- [WHAT THE EXERCISE ASKS] Find the string "structured" in the records. Copy every line it appears in.

Entries taken from a collection:
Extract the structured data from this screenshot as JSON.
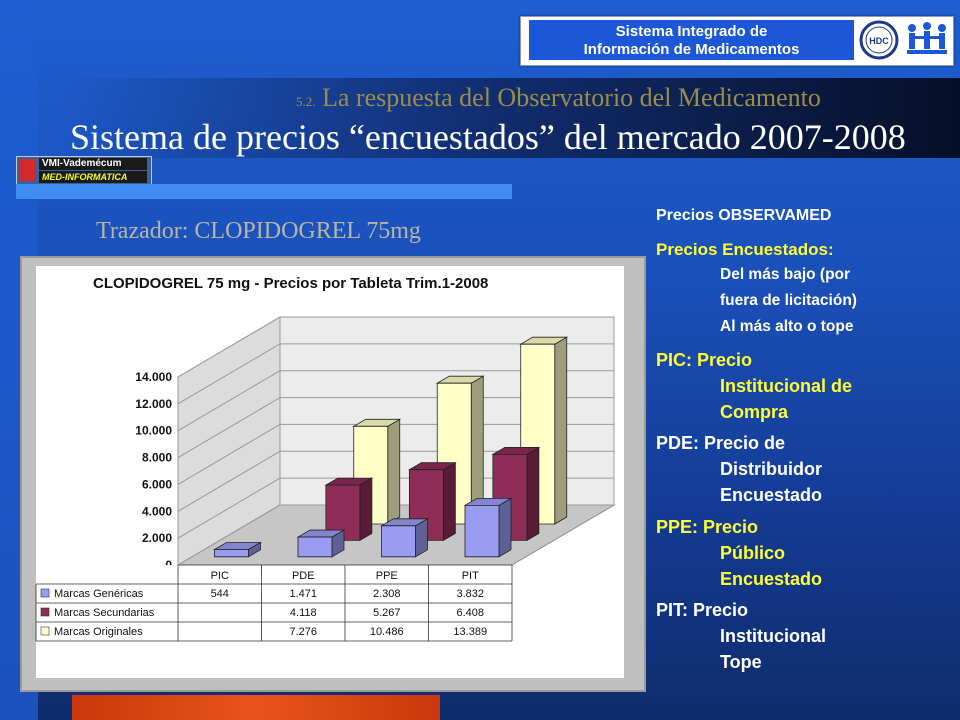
{
  "header": {
    "logo_line1": "Sistema Integrado de",
    "logo_line2": "Información de Medicamentos",
    "emblem_label": "HDC"
  },
  "subtitle_num": "5.2.",
  "subtitle": "La respuesta del Observatorio del Medicamento",
  "title": "Sistema de precios “encuestados” del mercado 2007-2008",
  "vmi_logo": {
    "line1": "VMI-Vademécum",
    "line2": "MED-INFORMATICA"
  },
  "trazador": "Trazador: CLOPIDOGREL 75mg",
  "legend_panel": {
    "l1": "Precios OBSERVAMED",
    "l2": "Precios Encuestados:",
    "l3": "Del más bajo (por",
    "l4": "fuera de licitación)",
    "l5": "Al más alto o tope",
    "pic1": "PIC:  Precio",
    "pic2": "Institucional de",
    "pic3": "Compra",
    "pde1": "PDE: Precio de",
    "pde2": "Distribuidor",
    "pde3": "Encuestado",
    "ppe1": "PPE: Precio",
    "ppe2": "Público",
    "ppe3": "Encuestado",
    "pit1": "PIT:  Precio",
    "pit2": "Institucional",
    "pit3": "Tope"
  },
  "colors": {
    "genericas": "#9a9cf2",
    "secundarias": "#8e2d57",
    "originales": "#ffffc8"
  },
  "chart_data": {
    "type": "bar",
    "title": "CLOPIDOGREL 75 mg - Precios por Tableta Trim.1-2008",
    "categories": [
      "PIC",
      "PDE",
      "PPE",
      "PIT"
    ],
    "ylim": [
      0,
      14000
    ],
    "yticks": [
      "0",
      "2.000",
      "4.000",
      "6.000",
      "8.000",
      "10.000",
      "12.000",
      "14.000"
    ],
    "series": [
      {
        "name": "Marcas Genéricas",
        "values": [
          544,
          1471,
          2308,
          3832
        ],
        "labels": [
          "544",
          "1.471",
          "2.308",
          "3.832"
        ]
      },
      {
        "name": "Marcas Secundarias",
        "values": [
          null,
          4118,
          5267,
          6408
        ],
        "labels": [
          "",
          "4.118",
          "5.267",
          "6.408"
        ]
      },
      {
        "name": "Marcas Originales",
        "values": [
          null,
          7276,
          10486,
          13389
        ],
        "labels": [
          "",
          "7.276",
          "10.486",
          "13.389"
        ]
      }
    ],
    "grid": true,
    "legend": "table-left"
  }
}
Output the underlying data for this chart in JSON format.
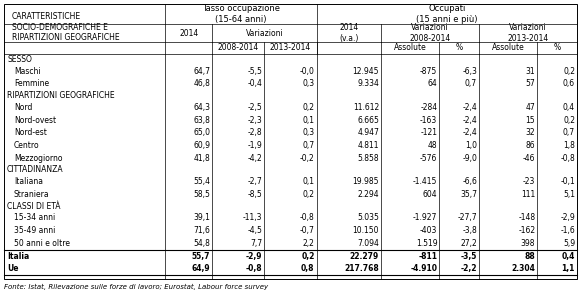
{
  "title_left": "CARATTERISTICHE\nSOCIO-DEMOGRAFICHE E\nRIPARTIZIONI GEOGRAFICHE",
  "sections": [
    {
      "label": "SESSO",
      "rows": [
        [
          "Maschi",
          "64,7",
          "-5,5",
          "-0,0",
          "12.945",
          "-875",
          "-6,3",
          "31",
          "0,2"
        ],
        [
          "Femmine",
          "46,8",
          "-0,4",
          "0,3",
          "9.334",
          "64",
          "0,7",
          "57",
          "0,6"
        ]
      ]
    },
    {
      "label": "RIPARTIZIONI GEOGRAFICHE",
      "rows": [
        [
          "Nord",
          "64,3",
          "-2,5",
          "0,2",
          "11.612",
          "-284",
          "-2,4",
          "47",
          "0,4"
        ],
        [
          "Nord-ovest",
          "63,8",
          "-2,3",
          "0,1",
          "6.665",
          "-163",
          "-2,4",
          "15",
          "0,2"
        ],
        [
          "Nord-est",
          "65,0",
          "-2,8",
          "0,3",
          "4.947",
          "-121",
          "-2,4",
          "32",
          "0,7"
        ],
        [
          "Centro",
          "60,9",
          "-1,9",
          "0,7",
          "4.811",
          "48",
          "1,0",
          "86",
          "1,8"
        ],
        [
          "Mezzogiorno",
          "41,8",
          "-4,2",
          "-0,2",
          "5.858",
          "-576",
          "-9,0",
          "-46",
          "-0,8"
        ]
      ]
    },
    {
      "label": "CITTADINANZA",
      "rows": [
        [
          "Italiana",
          "55,4",
          "-2,7",
          "0,1",
          "19.985",
          "-1.415",
          "-6,6",
          "-23",
          "-0,1"
        ],
        [
          "Straniera",
          "58,5",
          "-8,5",
          "0,2",
          "2.294",
          "604",
          "35,7",
          "111",
          "5,1"
        ]
      ]
    },
    {
      "label": "CLASSI DI ETA",
      "rows": [
        [
          "15-34 anni",
          "39,1",
          "-11,3",
          "-0,8",
          "5.035",
          "-1.927",
          "-27,7",
          "-148",
          "-2,9"
        ],
        [
          "35-49 anni",
          "71,6",
          "-4,5",
          "-0,7",
          "10.150",
          "-403",
          "-3,8",
          "-162",
          "-1,6"
        ],
        [
          "50 anni e oltre",
          "54,8",
          "7,7",
          "2,2",
          "7.094",
          "1.519",
          "27,2",
          "398",
          "5,9"
        ]
      ]
    }
  ],
  "bold_rows": [
    [
      "Italia",
      "55,7",
      "-2,9",
      "0,2",
      "22.279",
      "-811",
      "-3,5",
      "88",
      "0,4"
    ],
    [
      "Ue",
      "64,9",
      "-0,8",
      "0,8",
      "217.768",
      "-4.910",
      "-2,2",
      "2.304",
      "1,1"
    ]
  ],
  "footer": "Fonte: Istat, Rilevazione sulle forze di lavoro; Eurostat, Labour force survey",
  "bg_color": "#ffffff",
  "fs": 5.5,
  "fs_header": 6.0,
  "fs_footer": 5.0
}
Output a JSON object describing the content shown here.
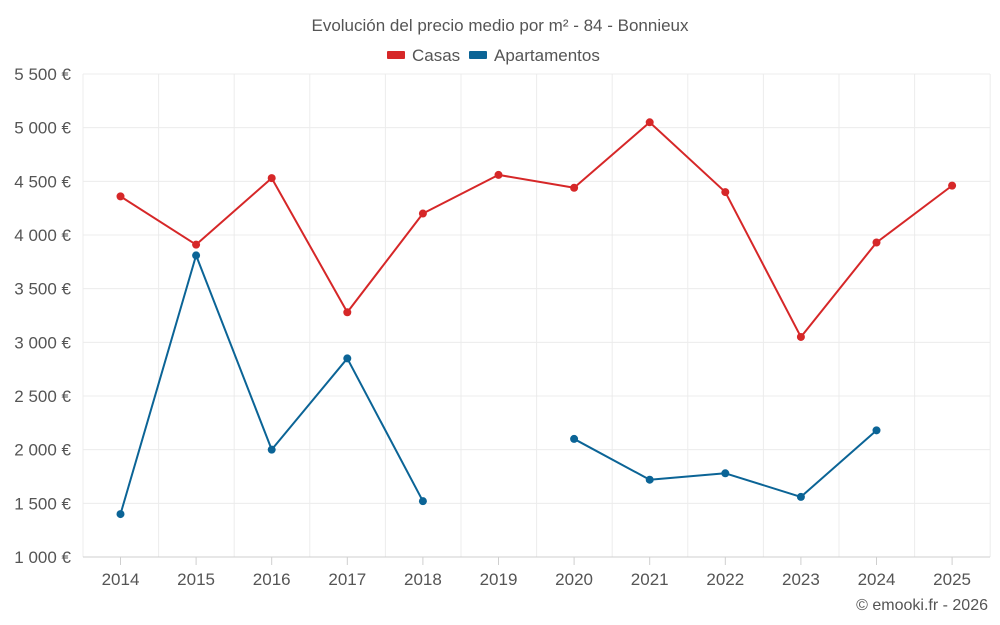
{
  "chart_data": {
    "type": "line",
    "title": "Evolución del precio medio por m² - 84 - Bonnieux",
    "categories": [
      "2014",
      "2015",
      "2016",
      "2017",
      "2018",
      "2019",
      "2020",
      "2021",
      "2022",
      "2023",
      "2024",
      "2025"
    ],
    "ylim": [
      1000,
      5500
    ],
    "yticks": [
      1000,
      1500,
      2000,
      2500,
      3000,
      3500,
      4000,
      4500,
      5000,
      5500
    ],
    "ytick_labels": [
      "1 000 €",
      "1 500 €",
      "2 000 €",
      "2 500 €",
      "3 000 €",
      "3 500 €",
      "4 000 €",
      "4 500 €",
      "5 000 €",
      "5 500 €"
    ],
    "grid": true,
    "legend_position": "top-center",
    "series": [
      {
        "name": "Casas",
        "color": "#d62728",
        "values": [
          4360,
          3910,
          4530,
          3280,
          4200,
          4560,
          4440,
          5050,
          4400,
          3050,
          3930,
          4460
        ]
      },
      {
        "name": "Apartamentos",
        "color": "#0b6496",
        "values": [
          1400,
          3810,
          2000,
          2850,
          1520,
          null,
          2100,
          1720,
          1780,
          1560,
          2180,
          null
        ]
      }
    ]
  },
  "credit": "© emooki.fr - 2026"
}
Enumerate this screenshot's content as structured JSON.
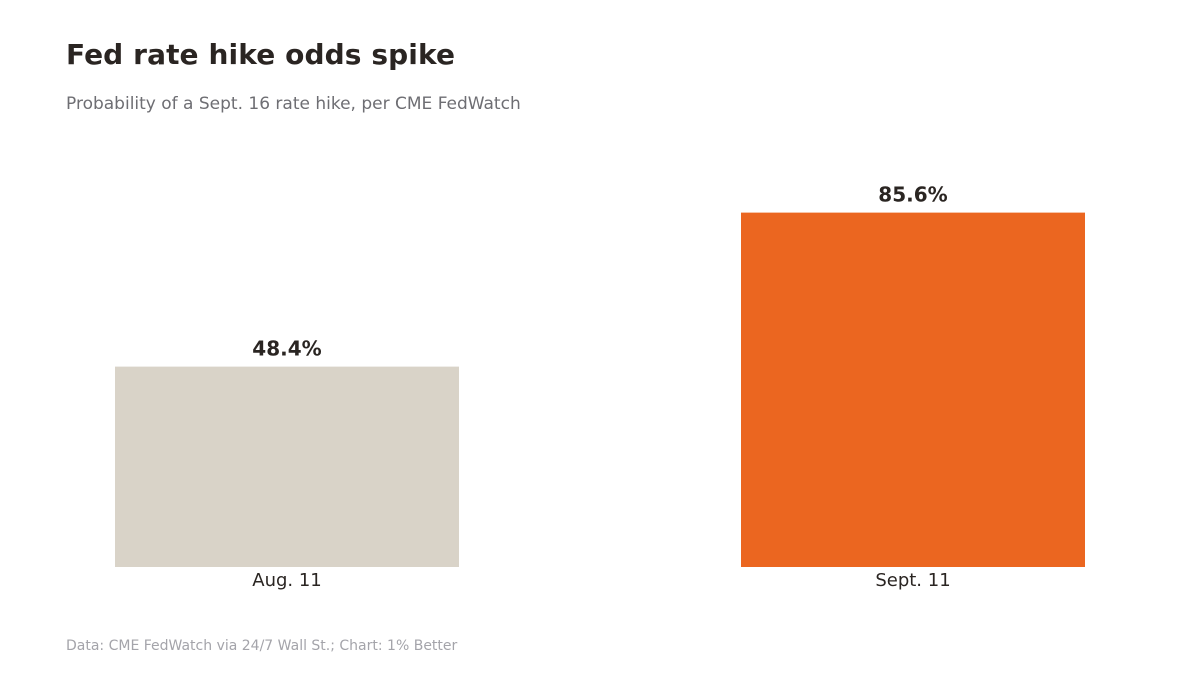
{
  "chart_data": {
    "type": "bar",
    "title": "Fed rate hike odds spike",
    "subtitle": "Probability of a Sept. 16 rate hike, per CME FedWatch",
    "categories": [
      "Aug. 11",
      "Sept. 11"
    ],
    "values": [
      48.4,
      85.6
    ],
    "value_labels": [
      "48.4%",
      "85.6%"
    ],
    "colors": [
      "#d9d3c8",
      "#eb6620"
    ],
    "ylim": [
      0,
      100
    ],
    "grid": false,
    "legend": "none",
    "source": "Data: CME FedWatch via 24/7 Wall St.; Chart: 1% Better"
  }
}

- [ANSWER TO THIS PROBLEM]
Extract the structured data from this screenshot as JSON.
Enumerate this screenshot's content as structured JSON.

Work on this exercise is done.